(What you need to do) Reproduce the material character for character, from its first line down to and including the line that contains "797, 810, 839]".
- - -
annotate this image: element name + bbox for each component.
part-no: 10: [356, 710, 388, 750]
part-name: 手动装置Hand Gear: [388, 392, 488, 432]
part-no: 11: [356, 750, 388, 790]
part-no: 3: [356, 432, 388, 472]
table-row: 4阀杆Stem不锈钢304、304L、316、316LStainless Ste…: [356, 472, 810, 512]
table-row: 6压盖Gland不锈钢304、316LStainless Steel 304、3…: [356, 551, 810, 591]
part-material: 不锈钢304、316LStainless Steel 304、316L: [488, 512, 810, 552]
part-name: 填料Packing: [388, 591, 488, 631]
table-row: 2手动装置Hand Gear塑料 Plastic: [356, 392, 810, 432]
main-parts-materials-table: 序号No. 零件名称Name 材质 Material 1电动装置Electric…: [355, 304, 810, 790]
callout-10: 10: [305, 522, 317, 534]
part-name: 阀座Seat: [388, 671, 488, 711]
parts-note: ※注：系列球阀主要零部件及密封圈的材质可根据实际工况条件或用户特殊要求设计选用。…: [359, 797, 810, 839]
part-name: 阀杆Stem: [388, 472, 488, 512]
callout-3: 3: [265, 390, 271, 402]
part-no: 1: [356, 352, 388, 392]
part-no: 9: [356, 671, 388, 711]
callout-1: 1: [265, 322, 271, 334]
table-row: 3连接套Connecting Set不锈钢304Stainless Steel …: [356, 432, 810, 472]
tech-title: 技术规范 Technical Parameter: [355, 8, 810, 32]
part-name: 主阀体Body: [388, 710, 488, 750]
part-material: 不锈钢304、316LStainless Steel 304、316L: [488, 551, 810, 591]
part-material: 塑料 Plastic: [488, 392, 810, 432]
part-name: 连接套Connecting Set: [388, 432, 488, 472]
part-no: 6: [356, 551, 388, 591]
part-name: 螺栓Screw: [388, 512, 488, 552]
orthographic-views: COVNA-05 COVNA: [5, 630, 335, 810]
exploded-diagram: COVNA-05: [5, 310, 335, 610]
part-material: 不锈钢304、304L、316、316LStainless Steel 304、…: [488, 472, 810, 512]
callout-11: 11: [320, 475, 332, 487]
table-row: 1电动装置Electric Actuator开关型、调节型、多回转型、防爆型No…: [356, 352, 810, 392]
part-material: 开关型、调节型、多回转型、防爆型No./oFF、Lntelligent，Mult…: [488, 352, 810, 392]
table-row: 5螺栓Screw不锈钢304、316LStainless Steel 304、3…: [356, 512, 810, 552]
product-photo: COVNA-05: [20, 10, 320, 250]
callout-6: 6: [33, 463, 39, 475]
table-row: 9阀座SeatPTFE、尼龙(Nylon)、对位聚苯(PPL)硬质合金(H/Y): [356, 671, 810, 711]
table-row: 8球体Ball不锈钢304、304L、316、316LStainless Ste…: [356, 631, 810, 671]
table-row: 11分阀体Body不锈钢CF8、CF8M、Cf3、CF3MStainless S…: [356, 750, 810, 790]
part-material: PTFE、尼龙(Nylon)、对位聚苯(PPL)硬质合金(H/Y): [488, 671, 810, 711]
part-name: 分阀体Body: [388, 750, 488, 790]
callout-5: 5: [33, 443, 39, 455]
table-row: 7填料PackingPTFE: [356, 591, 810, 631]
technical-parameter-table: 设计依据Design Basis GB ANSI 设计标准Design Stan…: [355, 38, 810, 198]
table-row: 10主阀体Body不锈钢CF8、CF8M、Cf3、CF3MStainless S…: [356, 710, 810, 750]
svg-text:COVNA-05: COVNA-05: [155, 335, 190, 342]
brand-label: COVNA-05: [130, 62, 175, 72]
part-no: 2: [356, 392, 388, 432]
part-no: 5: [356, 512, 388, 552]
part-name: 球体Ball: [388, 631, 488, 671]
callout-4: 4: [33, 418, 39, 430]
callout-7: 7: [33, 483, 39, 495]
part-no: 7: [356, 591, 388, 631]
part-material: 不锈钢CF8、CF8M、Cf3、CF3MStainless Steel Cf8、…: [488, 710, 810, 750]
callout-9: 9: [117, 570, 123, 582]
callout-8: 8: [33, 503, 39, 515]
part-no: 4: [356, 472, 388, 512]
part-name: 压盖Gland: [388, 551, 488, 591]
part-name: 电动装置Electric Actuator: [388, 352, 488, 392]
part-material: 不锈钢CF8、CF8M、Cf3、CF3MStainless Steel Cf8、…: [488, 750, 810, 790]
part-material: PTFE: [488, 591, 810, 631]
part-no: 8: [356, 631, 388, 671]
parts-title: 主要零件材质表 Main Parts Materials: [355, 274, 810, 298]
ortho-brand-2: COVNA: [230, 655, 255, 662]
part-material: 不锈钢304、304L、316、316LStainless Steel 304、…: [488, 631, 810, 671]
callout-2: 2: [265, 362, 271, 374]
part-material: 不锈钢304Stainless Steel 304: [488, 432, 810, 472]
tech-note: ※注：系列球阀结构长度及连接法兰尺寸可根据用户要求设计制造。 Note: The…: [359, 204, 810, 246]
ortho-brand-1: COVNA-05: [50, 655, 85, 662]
- - -
(Exercise result)
annotate this image: element name + bbox for each component.
part-no: 10: [356, 710, 388, 750]
part-name: 手动装置Hand Gear: [388, 392, 488, 432]
part-no: 11: [356, 750, 388, 790]
part-no: 3: [356, 432, 388, 472]
table-row: 4阀杆Stem不锈钢304、304L、316、316LStainless Ste…: [356, 472, 810, 512]
table-row: 6压盖Gland不锈钢304、316LStainless Steel 304、3…: [356, 551, 810, 591]
part-material: 不锈钢304、316LStainless Steel 304、316L: [488, 512, 810, 552]
part-name: 填料Packing: [388, 591, 488, 631]
table-row: 2手动装置Hand Gear塑料 Plastic: [356, 392, 810, 432]
main-parts-materials-table: 序号No. 零件名称Name 材质 Material 1电动装置Electric…: [355, 304, 810, 790]
callout-10: 10: [305, 522, 317, 534]
part-name: 阀座Seat: [388, 671, 488, 711]
parts-note: ※注：系列球阀主要零部件及密封圈的材质可根据实际工况条件或用户特殊要求设计选用。…: [359, 797, 810, 839]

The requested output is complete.